Exercise goal: Will you transcribe all the entries word for word, skipping the pictures they hold?

Task material:
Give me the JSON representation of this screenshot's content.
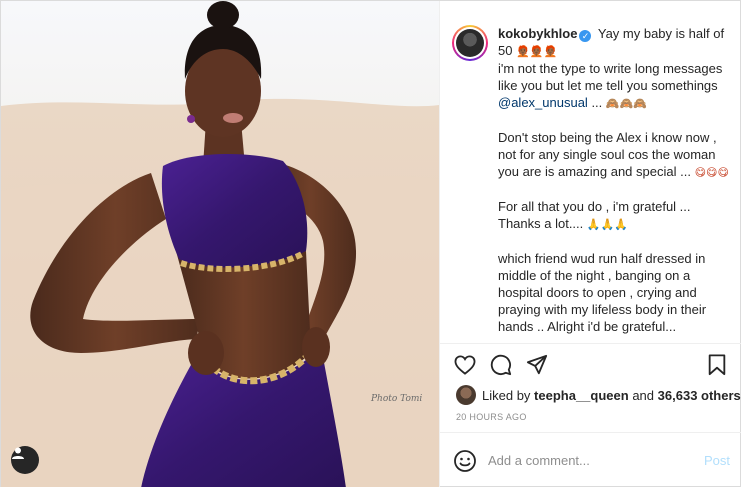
{
  "post": {
    "username": "kokobykhloe",
    "caption_lines": [
      {
        "type": "head",
        "text": "Yay my baby is half of 50",
        "emoji": "🧑🏾‍🦰🧑🏾‍🦰🧑🏾‍🦰"
      },
      {
        "type": "text",
        "text": "i'm not the type to write long messages like you but let me tell you somethings "
      },
      {
        "type": "mention",
        "text": "@alex_unusual"
      },
      {
        "type": "text2",
        "text": " ... "
      },
      {
        "type": "text3",
        "text": "Don't stop being the Alex i know now , not for any single soul cos the woman you are is amazing and special ... "
      },
      {
        "type": "text4",
        "text": "For all that you do , i'm grateful ... Thanks a lot.... "
      },
      {
        "type": "text5",
        "text": "which friend wud run half dressed in middle of the night , banging on a hospital doors to open , crying and praying with my lifeless body in their hands .. Alright i'd be grateful..."
      }
    ],
    "emoji_monkeys": "🙈🙈🙈",
    "emoji_faces": "😋😋😋",
    "emoji_pray": "🙏🙏🙏",
    "likes": {
      "prefix": "Liked by",
      "user": "teepha__queen",
      "mid": "and",
      "count": "36,633 others"
    },
    "timestamp": "20 HOURS AGO",
    "comment": {
      "placeholder": "Add a comment...",
      "post_label": "Post"
    },
    "photo_watermark": "Photo Tomi"
  },
  "icons": {
    "verified": "verified-badge-icon",
    "like": "heart-icon",
    "comment": "comment-bubble-icon",
    "share": "paper-plane-icon",
    "save": "bookmark-icon",
    "emoji": "smiley-icon",
    "tags": "user-tag-icon"
  },
  "colors": {
    "accent": "#3897f0",
    "mention": "#00376b",
    "post_disabled": "#b2dffc",
    "dress": "#3b1a78"
  }
}
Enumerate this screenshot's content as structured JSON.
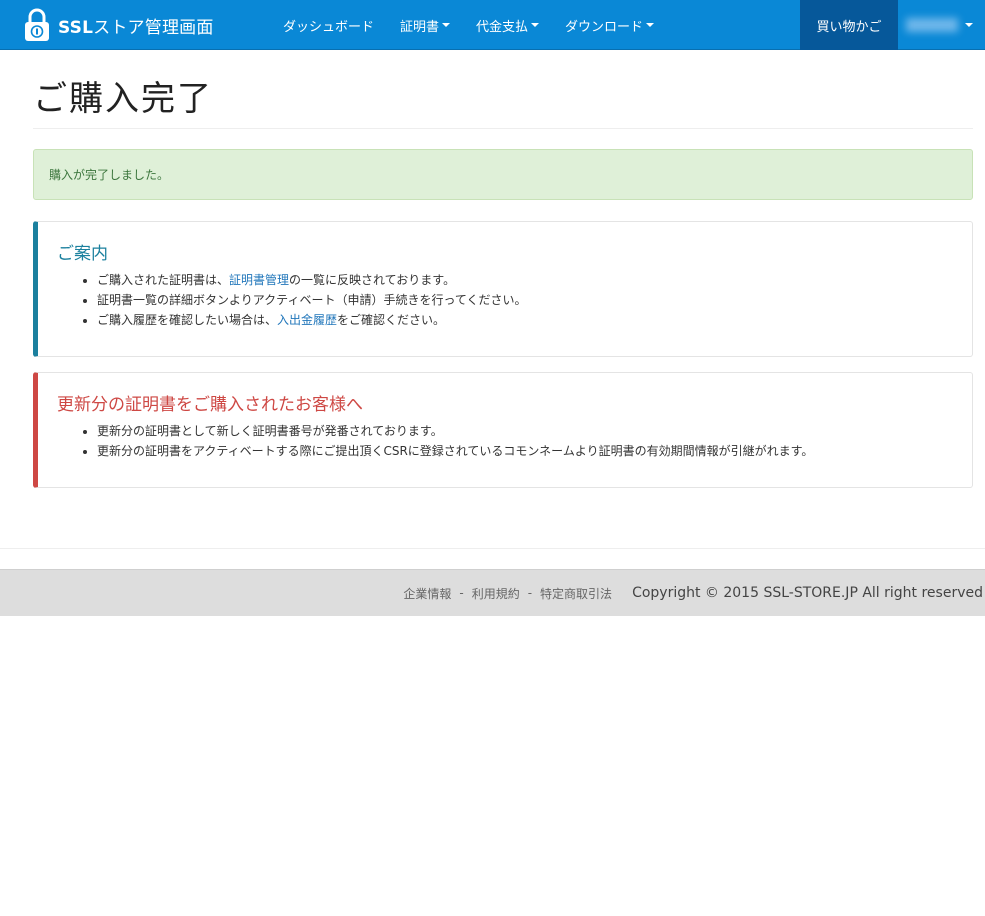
{
  "navbar": {
    "brand_bold": "SSL",
    "brand_rest": "ストア管理画面",
    "items": [
      {
        "label": "ダッシュボード",
        "dropdown": false
      },
      {
        "label": "証明書",
        "dropdown": true
      },
      {
        "label": "代金支払",
        "dropdown": true
      },
      {
        "label": "ダウンロード",
        "dropdown": true
      }
    ],
    "cart_label": "買い物かご"
  },
  "page": {
    "title": "ご購入完了"
  },
  "alert": {
    "message": "購入が完了しました。"
  },
  "info_callout": {
    "title": "ご案内",
    "item1_prefix": "ご購入された証明書は、",
    "item1_link": "証明書管理",
    "item1_suffix": "の一覧に反映されております。",
    "item2": "証明書一覧の詳細ボタンよりアクティベート（申請）手続きを行ってください。",
    "item3_prefix": "ご購入履歴を確認したい場合は、",
    "item3_link": "入出金履歴",
    "item3_suffix": "をご確認ください。"
  },
  "renewal_callout": {
    "title": "更新分の証明書をご購入されたお客様へ",
    "items": [
      "更新分の証明書として新しく証明書番号が発番されております。",
      "更新分の証明書をアクティベートする際にご提出頂くCSRに登録されているコモンネームより証明書の有効期間情報が引継がれます。"
    ]
  },
  "footer": {
    "links": [
      "企業情報",
      "利用規約",
      "特定商取引法"
    ],
    "separator": "-",
    "copyright": "Copyright © 2015 SSL-STORE.JP All right reserved"
  },
  "colors": {
    "navbar": "#0a88d6",
    "cart_active": "#06589a",
    "info_accent": "#1b809e",
    "danger_accent": "#ce4844",
    "alert_bg": "#dff0d8"
  },
  "icons": {
    "brand": "padlock-icon",
    "dropdown": "caret-down-icon"
  }
}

Solution for this task:
Give me the JSON representation of this screenshot's content.
{
  "post": {
    "username": "kokobykhloe",
    "caption_lines": [
      {
        "type": "head",
        "text": "Yay my baby is half of 50",
        "emoji": "🧑🏾‍🦰🧑🏾‍🦰🧑🏾‍🦰"
      },
      {
        "type": "text",
        "text": "i'm not the type to write long messages like you but let me tell you somethings "
      },
      {
        "type": "mention",
        "text": "@alex_unusual"
      },
      {
        "type": "text2",
        "text": " ... "
      },
      {
        "type": "text3",
        "text": "Don't stop being the Alex i know now , not for any single soul cos the woman you are is amazing and special ... "
      },
      {
        "type": "text4",
        "text": "For all that you do , i'm grateful ... Thanks a lot.... "
      },
      {
        "type": "text5",
        "text": "which friend wud run half dressed in middle of the night , banging on a hospital doors to open , crying and praying with my lifeless body in their hands .. Alright i'd be grateful..."
      }
    ],
    "emoji_monkeys": "🙈🙈🙈",
    "emoji_faces": "😋😋😋",
    "emoji_pray": "🙏🙏🙏",
    "likes": {
      "prefix": "Liked by",
      "user": "teepha__queen",
      "mid": "and",
      "count": "36,633 others"
    },
    "timestamp": "20 HOURS AGO",
    "comment": {
      "placeholder": "Add a comment...",
      "post_label": "Post"
    },
    "photo_watermark": "Photo Tomi"
  },
  "icons": {
    "verified": "verified-badge-icon",
    "like": "heart-icon",
    "comment": "comment-bubble-icon",
    "share": "paper-plane-icon",
    "save": "bookmark-icon",
    "emoji": "smiley-icon",
    "tags": "user-tag-icon"
  },
  "colors": {
    "accent": "#3897f0",
    "mention": "#00376b",
    "post_disabled": "#b2dffc",
    "dress": "#3b1a78"
  }
}
Enumerate this screenshot's content as structured JSON.
{
  "navbar": {
    "brand_bold": "SSL",
    "brand_rest": "ストア管理画面",
    "items": [
      {
        "label": "ダッシュボード",
        "dropdown": false
      },
      {
        "label": "証明書",
        "dropdown": true
      },
      {
        "label": "代金支払",
        "dropdown": true
      },
      {
        "label": "ダウンロード",
        "dropdown": true
      }
    ],
    "cart_label": "買い物かご"
  },
  "page": {
    "title": "ご購入完了"
  },
  "alert": {
    "message": "購入が完了しました。"
  },
  "info_callout": {
    "title": "ご案内",
    "item1_prefix": "ご購入された証明書は、",
    "item1_link": "証明書管理",
    "item1_suffix": "の一覧に反映されております。",
    "item2": "証明書一覧の詳細ボタンよりアクティベート（申請）手続きを行ってください。",
    "item3_prefix": "ご購入履歴を確認したい場合は、",
    "item3_link": "入出金履歴",
    "item3_suffix": "をご確認ください。"
  },
  "renewal_callout": {
    "title": "更新分の証明書をご購入されたお客様へ",
    "items": [
      "更新分の証明書として新しく証明書番号が発番されております。",
      "更新分の証明書をアクティベートする際にご提出頂くCSRに登録されているコモンネームより証明書の有効期間情報が引継がれます。"
    ]
  },
  "footer": {
    "links": [
      "企業情報",
      "利用規約",
      "特定商取引法"
    ],
    "separator": "-",
    "copyright": "Copyright © 2015 SSL-STORE.JP All right reserved"
  },
  "colors": {
    "navbar": "#0a88d6",
    "cart_active": "#06589a",
    "info_accent": "#1b809e",
    "danger_accent": "#ce4844",
    "alert_bg": "#dff0d8"
  },
  "icons": {
    "brand": "padlock-icon",
    "dropdown": "caret-down-icon"
  }
}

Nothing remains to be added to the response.